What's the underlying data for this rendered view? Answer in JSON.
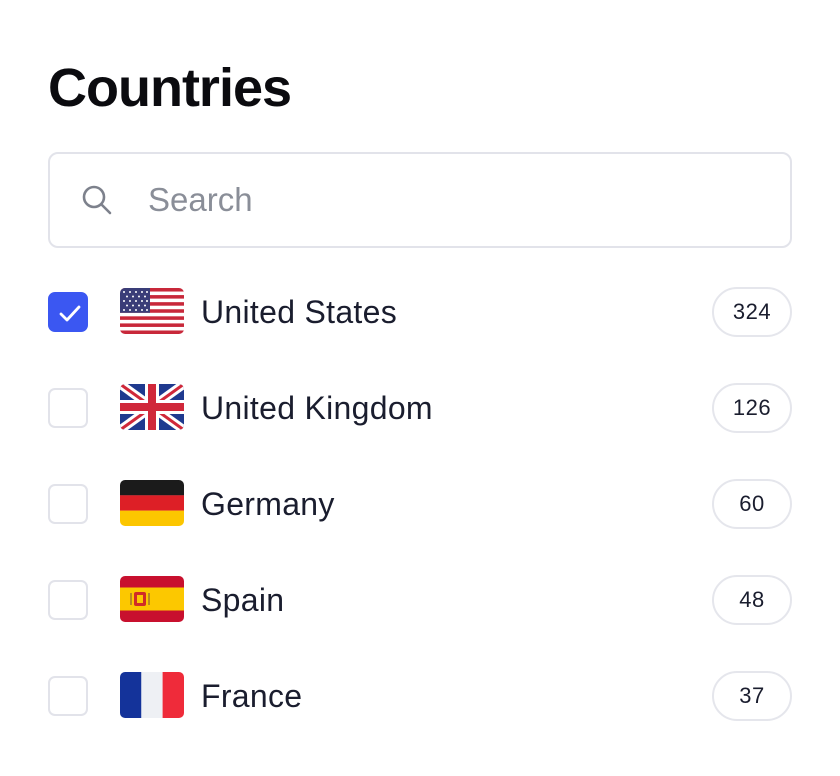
{
  "title": "Countries",
  "search": {
    "placeholder": "Search",
    "value": "",
    "icon": "search-icon"
  },
  "accent_color": "#3b57f2",
  "countries": [
    {
      "name": "United States",
      "count": "324",
      "checked": true,
      "flag": "us-flag-icon"
    },
    {
      "name": "United Kingdom",
      "count": "126",
      "checked": false,
      "flag": "uk-flag-icon"
    },
    {
      "name": "Germany",
      "count": "60",
      "checked": false,
      "flag": "germany-flag-icon"
    },
    {
      "name": "Spain",
      "count": "48",
      "checked": false,
      "flag": "spain-flag-icon"
    },
    {
      "name": "France",
      "count": "37",
      "checked": false,
      "flag": "france-flag-icon"
    }
  ]
}
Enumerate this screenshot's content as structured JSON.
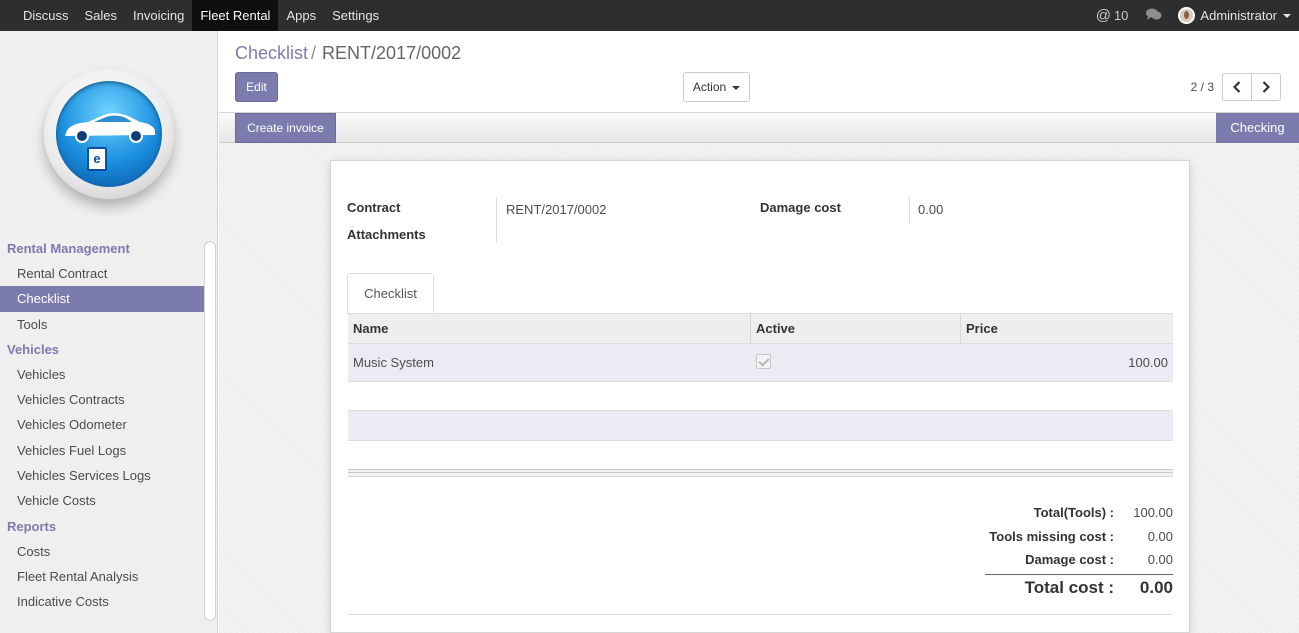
{
  "topbar": {
    "menu": [
      {
        "label": "Discuss",
        "active": false
      },
      {
        "label": "Sales",
        "active": false
      },
      {
        "label": "Invoicing",
        "active": false
      },
      {
        "label": "Fleet Rental",
        "active": true
      },
      {
        "label": "Apps",
        "active": false
      },
      {
        "label": "Settings",
        "active": false
      }
    ],
    "messages_count": "10",
    "user_name": "Administrator"
  },
  "sidebar": {
    "sections": [
      {
        "title": "Rental Management",
        "items": [
          "Rental Contract",
          "Checklist",
          "Tools"
        ]
      },
      {
        "title": "Vehicles",
        "items": [
          "Vehicles",
          "Vehicles Contracts",
          "Vehicles Odometer",
          "Vehicles Fuel Logs",
          "Vehicles Services Logs",
          "Vehicle Costs"
        ]
      },
      {
        "title": "Reports",
        "items": [
          "Costs",
          "Fleet Rental Analysis",
          "Indicative Costs"
        ]
      }
    ],
    "active_item": "Checklist"
  },
  "control_panel": {
    "breadcrumb_parent": "Checklist",
    "breadcrumb_separator": "/",
    "breadcrumb_current": "RENT/2017/0002",
    "edit_label": "Edit",
    "action_label": "Action",
    "pager_value": "2 / 3"
  },
  "statusbar": {
    "create_invoice_label": "Create invoice",
    "stage": "Checking"
  },
  "form": {
    "contract_label": "Contract",
    "contract_value": "RENT/2017/0002",
    "attachments_label": "Attachments",
    "damage_cost_label": "Damage cost",
    "damage_cost_value": "0.00",
    "tab_label": "Checklist",
    "columns": [
      "Name",
      "Active",
      "Price"
    ],
    "rows": [
      {
        "name": "Music System",
        "active": true,
        "price": "100.00"
      }
    ],
    "totals": {
      "total_tools_label": "Total(Tools) :",
      "total_tools_value": "100.00",
      "tools_missing_label": "Tools missing cost :",
      "tools_missing_value": "0.00",
      "damage_label": "Damage cost :",
      "damage_value": "0.00",
      "total_cost_label": "Total cost :",
      "total_cost_value": "0.00"
    }
  },
  "colors": {
    "accent": "#7c7bad",
    "topbar": "#2e2e2e"
  }
}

> [TASK GOAL] Identify the lines in the entries above that contain "Costs", then copy them out.

> [EXERCISE OUTPUT]
          "Vehicle Costs"
          "Costs",
          "Indicative Costs"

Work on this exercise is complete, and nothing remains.